SHORT EXERCISE 1:
Rewrite the entries from their start up to and including the line with "svg-text:a: a xyxy=(1057,43,1064,57)", replacing "back-arrow-icon" with "return-arrow-icon" and changing nothing else.

** START PASSAGE **

Dayton Daily News

Will electric vehicles ever be truly affordable?

- By Eric Peters Eric Peters has covered transporta­tion for 25 years. He wrote this for InsideSour­ces.

Elon Musk just acknowledg­ed something interestin­g, even though he didn’t actually say so.

He raised the base price of the Model 3 by almost $4,000 — to $38,990. Which is an admission — without formally saying it — that the $35,000 price point he promised for years isn’t tenable. That Tesla would lose money on each sale.

Which raises an important question. Several, actually. The first is: Will electric vehicles ever be affordable? And if not, how can they ever become mass-market vehicles? And if they can’t ever be mass-market vehicles, what is the relevance of their being “clean”?

Put another way, economics trumps politics. And mandates. People buy what they can afford.

And the economic truth is that most people can’t afford a nearly $40,000 electric car like the Tesla 3, or even a $30,000 electric car like the Nissan Leaf, which is the least expensive on the market. It costs twice as much as an otherwise-similar compact economy car without the electric drivetrain.

Unless the cost of gas doubles, it is unlikely the Leaf will ever save its owner any money, even if he never spends a cent on gas.

The $15,000 difference between the Leaf and the non-electric equivalent — a car like Nissan’s Versa hatchback, which starts at $12,460 — buys about 6,250 gallons of regular unleaded gasoline at current prices. That works out to about 218,000 miles of driving before the Leaf offers any economic advantage. It takes about 15 years to accrue 218,000 miles, or about five years longer than most people keep a car.

It is almost certainly longer than an electric car’s battery pack will last before it needs to be replaced — at a cost of several thousand dollars more. Electric cars remain specialty cars — not because they are electric but because they are expensive. They constitute about 1% of the market.

They cannot become mass-market cars until they become much more affordable, not just to drive but to own.

And that doesn’t appear to be forthcomin­g and may never be, primarily because of the cost of the EV’s most important component — its battery pack. Most EVs use lithium-ion battery packs and the materials (including cobalt and nickel) are inherently costly. Absent a massive reduction in battery costs, EVs will remain expensive specialty cars that happen to be electric.

** END PASSAGE **

SHORT EXERCISE 2:
In the article on electric vehicle affordability, what share of the market do electric cars make up?

** START SUPPLIED DATA **

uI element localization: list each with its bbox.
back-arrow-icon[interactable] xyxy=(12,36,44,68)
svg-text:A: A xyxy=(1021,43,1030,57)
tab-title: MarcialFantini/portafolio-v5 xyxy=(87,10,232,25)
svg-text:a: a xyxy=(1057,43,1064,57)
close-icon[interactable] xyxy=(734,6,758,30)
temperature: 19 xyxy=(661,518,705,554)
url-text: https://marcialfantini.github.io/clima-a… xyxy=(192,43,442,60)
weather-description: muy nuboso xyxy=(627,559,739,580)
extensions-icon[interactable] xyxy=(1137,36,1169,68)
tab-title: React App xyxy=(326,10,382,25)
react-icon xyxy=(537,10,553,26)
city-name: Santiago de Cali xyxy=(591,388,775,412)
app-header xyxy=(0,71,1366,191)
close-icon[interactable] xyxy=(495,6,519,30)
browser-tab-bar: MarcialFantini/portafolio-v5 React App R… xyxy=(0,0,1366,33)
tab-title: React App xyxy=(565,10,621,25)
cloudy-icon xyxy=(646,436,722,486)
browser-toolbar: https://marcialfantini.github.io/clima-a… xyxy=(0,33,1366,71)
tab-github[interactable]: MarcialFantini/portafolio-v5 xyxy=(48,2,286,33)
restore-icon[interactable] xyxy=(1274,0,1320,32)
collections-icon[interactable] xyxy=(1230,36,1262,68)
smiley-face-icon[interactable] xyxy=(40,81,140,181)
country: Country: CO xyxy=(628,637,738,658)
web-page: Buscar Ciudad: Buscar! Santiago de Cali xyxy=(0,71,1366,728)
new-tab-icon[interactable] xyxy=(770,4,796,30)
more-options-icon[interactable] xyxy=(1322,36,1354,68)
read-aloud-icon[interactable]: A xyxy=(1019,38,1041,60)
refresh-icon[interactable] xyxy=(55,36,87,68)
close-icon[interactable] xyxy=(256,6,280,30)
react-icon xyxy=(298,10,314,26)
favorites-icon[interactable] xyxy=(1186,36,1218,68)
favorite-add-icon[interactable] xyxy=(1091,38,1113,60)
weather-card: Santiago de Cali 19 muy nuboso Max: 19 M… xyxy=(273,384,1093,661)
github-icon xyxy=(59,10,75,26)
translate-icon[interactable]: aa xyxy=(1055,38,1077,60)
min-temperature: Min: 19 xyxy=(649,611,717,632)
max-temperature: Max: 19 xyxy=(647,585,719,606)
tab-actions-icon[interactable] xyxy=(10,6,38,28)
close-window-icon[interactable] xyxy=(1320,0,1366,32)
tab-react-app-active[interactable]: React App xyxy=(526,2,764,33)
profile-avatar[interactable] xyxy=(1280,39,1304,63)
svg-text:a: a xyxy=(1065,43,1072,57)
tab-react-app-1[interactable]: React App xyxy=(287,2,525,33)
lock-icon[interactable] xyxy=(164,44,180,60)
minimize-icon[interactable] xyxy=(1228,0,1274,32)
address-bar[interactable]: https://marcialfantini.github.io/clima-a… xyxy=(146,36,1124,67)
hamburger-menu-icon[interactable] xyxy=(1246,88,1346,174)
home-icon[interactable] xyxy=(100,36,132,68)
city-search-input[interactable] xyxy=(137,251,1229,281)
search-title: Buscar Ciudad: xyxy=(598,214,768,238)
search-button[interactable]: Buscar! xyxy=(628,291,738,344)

** END SUPPLIED DATA **

FULL RESPONSE 1:
uI element localization: list each with its bbox.
return-arrow-icon[interactable] xyxy=(12,36,44,68)
svg-text:A: A xyxy=(1021,43,1030,57)
tab-title: MarcialFantini/portafolio-v5 xyxy=(87,10,232,25)
svg-text:a: a xyxy=(1057,43,1064,57)

FULL RESPONSE 2:
About 1%.